*Written request*.
Each entry must be reproduced precisely as it stands.

*Raw data*.
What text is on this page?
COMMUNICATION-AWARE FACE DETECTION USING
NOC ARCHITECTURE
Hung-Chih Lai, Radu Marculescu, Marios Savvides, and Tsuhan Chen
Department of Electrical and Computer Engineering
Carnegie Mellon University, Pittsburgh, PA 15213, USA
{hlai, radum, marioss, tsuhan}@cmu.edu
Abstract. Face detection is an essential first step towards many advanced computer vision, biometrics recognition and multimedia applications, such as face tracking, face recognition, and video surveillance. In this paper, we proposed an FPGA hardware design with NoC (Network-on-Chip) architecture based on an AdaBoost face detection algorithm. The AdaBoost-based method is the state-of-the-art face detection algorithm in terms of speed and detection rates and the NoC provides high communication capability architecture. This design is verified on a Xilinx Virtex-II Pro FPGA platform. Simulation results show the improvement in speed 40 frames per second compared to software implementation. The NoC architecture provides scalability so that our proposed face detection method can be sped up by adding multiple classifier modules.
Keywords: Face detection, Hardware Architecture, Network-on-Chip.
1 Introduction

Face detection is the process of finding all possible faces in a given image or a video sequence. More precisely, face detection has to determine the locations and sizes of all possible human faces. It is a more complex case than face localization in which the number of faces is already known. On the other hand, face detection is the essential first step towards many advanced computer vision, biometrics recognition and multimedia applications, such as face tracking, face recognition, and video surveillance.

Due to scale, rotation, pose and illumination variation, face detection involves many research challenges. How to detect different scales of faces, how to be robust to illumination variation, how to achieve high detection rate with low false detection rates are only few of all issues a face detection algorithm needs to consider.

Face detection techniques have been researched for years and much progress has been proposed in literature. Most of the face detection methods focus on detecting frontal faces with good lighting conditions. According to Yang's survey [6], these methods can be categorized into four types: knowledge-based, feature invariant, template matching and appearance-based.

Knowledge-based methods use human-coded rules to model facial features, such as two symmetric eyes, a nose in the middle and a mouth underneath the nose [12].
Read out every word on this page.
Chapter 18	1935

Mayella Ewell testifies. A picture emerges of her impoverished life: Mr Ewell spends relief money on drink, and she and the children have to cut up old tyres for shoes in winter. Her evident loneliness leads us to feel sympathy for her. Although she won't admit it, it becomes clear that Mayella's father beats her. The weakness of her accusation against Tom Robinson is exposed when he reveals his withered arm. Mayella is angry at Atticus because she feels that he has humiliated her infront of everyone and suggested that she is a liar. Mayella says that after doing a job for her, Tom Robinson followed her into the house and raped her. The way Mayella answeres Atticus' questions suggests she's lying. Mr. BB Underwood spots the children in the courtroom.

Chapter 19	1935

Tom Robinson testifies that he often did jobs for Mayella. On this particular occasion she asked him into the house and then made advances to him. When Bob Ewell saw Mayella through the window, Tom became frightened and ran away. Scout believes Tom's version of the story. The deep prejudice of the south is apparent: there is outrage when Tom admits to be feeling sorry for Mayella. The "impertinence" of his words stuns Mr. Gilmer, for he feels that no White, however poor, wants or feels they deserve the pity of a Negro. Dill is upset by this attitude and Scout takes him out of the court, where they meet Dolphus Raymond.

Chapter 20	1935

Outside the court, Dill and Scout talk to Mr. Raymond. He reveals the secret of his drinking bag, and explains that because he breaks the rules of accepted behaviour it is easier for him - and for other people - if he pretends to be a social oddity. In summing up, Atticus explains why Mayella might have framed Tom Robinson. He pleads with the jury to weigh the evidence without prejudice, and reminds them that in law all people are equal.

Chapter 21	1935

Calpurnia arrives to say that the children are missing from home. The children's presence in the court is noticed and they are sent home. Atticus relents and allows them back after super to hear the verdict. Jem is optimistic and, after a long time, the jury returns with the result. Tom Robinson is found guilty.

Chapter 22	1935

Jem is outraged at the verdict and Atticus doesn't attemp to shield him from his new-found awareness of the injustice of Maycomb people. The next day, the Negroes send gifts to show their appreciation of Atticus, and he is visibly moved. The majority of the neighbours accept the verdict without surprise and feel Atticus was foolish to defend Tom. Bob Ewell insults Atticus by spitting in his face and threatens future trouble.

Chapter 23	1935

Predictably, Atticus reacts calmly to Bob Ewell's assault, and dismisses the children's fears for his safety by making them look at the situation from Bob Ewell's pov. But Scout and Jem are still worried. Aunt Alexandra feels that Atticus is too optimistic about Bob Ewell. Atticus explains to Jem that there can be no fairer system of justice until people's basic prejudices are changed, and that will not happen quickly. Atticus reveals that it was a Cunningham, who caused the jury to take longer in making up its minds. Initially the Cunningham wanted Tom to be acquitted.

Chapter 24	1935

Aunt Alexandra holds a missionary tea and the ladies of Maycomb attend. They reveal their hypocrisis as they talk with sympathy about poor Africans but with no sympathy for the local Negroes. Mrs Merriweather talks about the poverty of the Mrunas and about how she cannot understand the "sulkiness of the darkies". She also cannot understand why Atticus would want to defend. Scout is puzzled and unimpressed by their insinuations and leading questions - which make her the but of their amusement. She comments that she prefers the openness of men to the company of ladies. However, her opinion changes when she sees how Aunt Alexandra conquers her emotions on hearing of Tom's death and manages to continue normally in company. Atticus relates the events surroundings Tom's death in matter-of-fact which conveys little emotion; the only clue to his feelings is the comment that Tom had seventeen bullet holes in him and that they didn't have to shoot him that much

*Finished exercise*.
What text is on this page?
COMMUNICATION-AWARE FACE DETECTION USING
NOC ARCHITECTURE
Hung-Chih Lai, Radu Marculescu, Marios Savvides, and Tsuhan Chen
Department of Electrical and Computer Engineering
Carnegie Mellon University, Pittsburgh, PA 15213, USA
{hlai, radum, marioss, tsuhan}@cmu.edu
Abstract. Face detection is an essential first step towards many advanced computer vision, biometrics recognition and multimedia applications, such as face tracking, face recognition, and video surveillance. In this paper, we proposed an FPGA hardware design with NoC (Network-on-Chip) architecture based on an AdaBoost face detection algorithm. The AdaBoost-based method is the state-of-the-art face detection algorithm in terms of speed and detection rates and the NoC provides high communication capability architecture. This design is verified on a Xilinx Virtex-II Pro FPGA platform. Simulation results show the improvement in speed 40 frames per second compared to software implementation. The NoC architecture provides scalability so that our proposed face detection method can be sped up by adding multiple classifier modules.
Keywords: Face detection, Hardware Architecture, Network-on-Chip.
1 Introduction

Face detection is the process of finding all possible faces in a given image or a video sequence. More precisely, face detection has to determine the locations and sizes of all possible human faces. It is a more complex case than face localization in which the number of faces is already known. On the other hand, face detection is the essential first step towards many advanced computer vision, biometrics recognition and multimedia applications, such as face tracking, face recognition, and video surveillance.

Due to scale, rotation, pose and illumination variation, face detection involves many research challenges. How to detect different scales of faces, how to be robust to illumination variation, how to achieve high detection rate with low false detection rates are only few of all issues a face detection algorithm needs to consider.

Face detection techniques have been researched for years and much progress has been proposed in literature. Most of the face detection methods focus on detecting frontal faces with good lighting conditions. According to Yang's survey [6], these methods can be categorized into four types: knowledge-based, feature invariant, template matching and appearance-based.

Knowledge-based methods use human-coded rules to model facial features, such as two symmetric eyes, a nose in the middle and a mouth underneath the nose [12].
Read out every word on this page.
Chapter 18	1935

Mayella Ewell testifies. A picture emerges of her impoverished life: Mr Ewell spends relief money on drink, and she and the children have to cut up old tyres for shoes in winter. Her evident loneliness leads us to feel sympathy for her. Although she won't admit it, it becomes clear that Mayella's father beats her. The weakness of her accusation against Tom Robinson is exposed when he reveals his withered arm. Mayella is angry at Atticus because she feels that he has humiliated her infront of everyone and suggested that she is a liar. Mayella says that after doing a job for her, Tom Robinson followed her into the house and raped her. The way Mayella answeres Atticus' questions suggests she's lying. Mr. BB Underwood spots the children in the courtroom.

Chapter 19	1935

Tom Robinson testifies that he often did jobs for Mayella. On this particular occasion she asked him into the house and then made advances to him. When Bob Ewell saw Mayella through the window, Tom became frightened and ran away. Scout believes Tom's version of the story. The deep prejudice of the south is apparent: there is outrage when Tom admits to be feeling sorry for Mayella. The "impertinence" of his words stuns Mr. Gilmer, for he feels that no White, however poor, wants or feels they deserve the pity of a Negro. Dill is upset by this attitude and Scout takes him out of the court, where they meet Dolphus Raymond.

Chapter 20	1935

Outside the court, Dill and Scout talk to Mr. Raymond. He reveals the secret of his drinking bag, and explains that because he breaks the rules of accepted behaviour it is easier for him - and for other people - if he pretends to be a social oddity. In summing up, Atticus explains why Mayella might have framed Tom Robinson. He pleads with the jury to weigh the evidence without prejudice, and reminds them that in law all people are equal.

Chapter 21	1935

Calpurnia arrives to say that the children are missing from home. The children's presence in the court is noticed and they are sent home. Atticus relents and allows them back after super to hear the verdict. Jem is optimistic and, after a long time, the jury returns with the result. Tom Robinson is found guilty.

Chapter 22	1935

Jem is outraged at the verdict and Atticus doesn't attemp to shield him from his new-found awareness of the injustice of Maycomb people. The next day, the Negroes send gifts to show their appreciation of Atticus, and he is visibly moved. The majority of the neighbours accept the verdict without surprise and feel Atticus was foolish to defend Tom. Bob Ewell insults Atticus by spitting in his face and threatens future trouble.

Chapter 23	1935

Predictably, Atticus reacts calmly to Bob Ewell's assault, and dismisses the children's fears for his safety by making them look at the situation from Bob Ewell's pov. But Scout and Jem are still worried. Aunt Alexandra feels that Atticus is too optimistic about Bob Ewell. Atticus explains to Jem that there can be no fairer system of justice until people's basic prejudices are changed, and that will not happen quickly. Atticus reveals that it was a Cunningham, who caused the jury to take longer in making up its minds. Initially the Cunningham wanted Tom to be acquitted.

Chapter 24	1935

Aunt Alexandra holds a missionary tea and the ladies of Maycomb attend. They reveal their hypocrisis as they talk with sympathy about poor Africans but with no sympathy for the local Negroes. Mrs Merriweather talks about the poverty of the Mrunas and about how she cannot understand the "sulkiness of the darkies". She also cannot understand why Atticus would want to defend. Scout is puzzled and unimpressed by their insinuations and leading questions - which make her the but of their amusement. She comments that she prefers the openness of men to the company of ladies. However, her opinion changes when she sees how Aunt Alexandra conquers her emotions on hearing of Tom's death and manages to continue normally in company. Atticus relates the events surroundings Tom's death in matter-of-fact which conveys little emotion; the only clue to his feelings is the comment that Tom had seventeen bullet holes in him and that they didn't have to shoot him that much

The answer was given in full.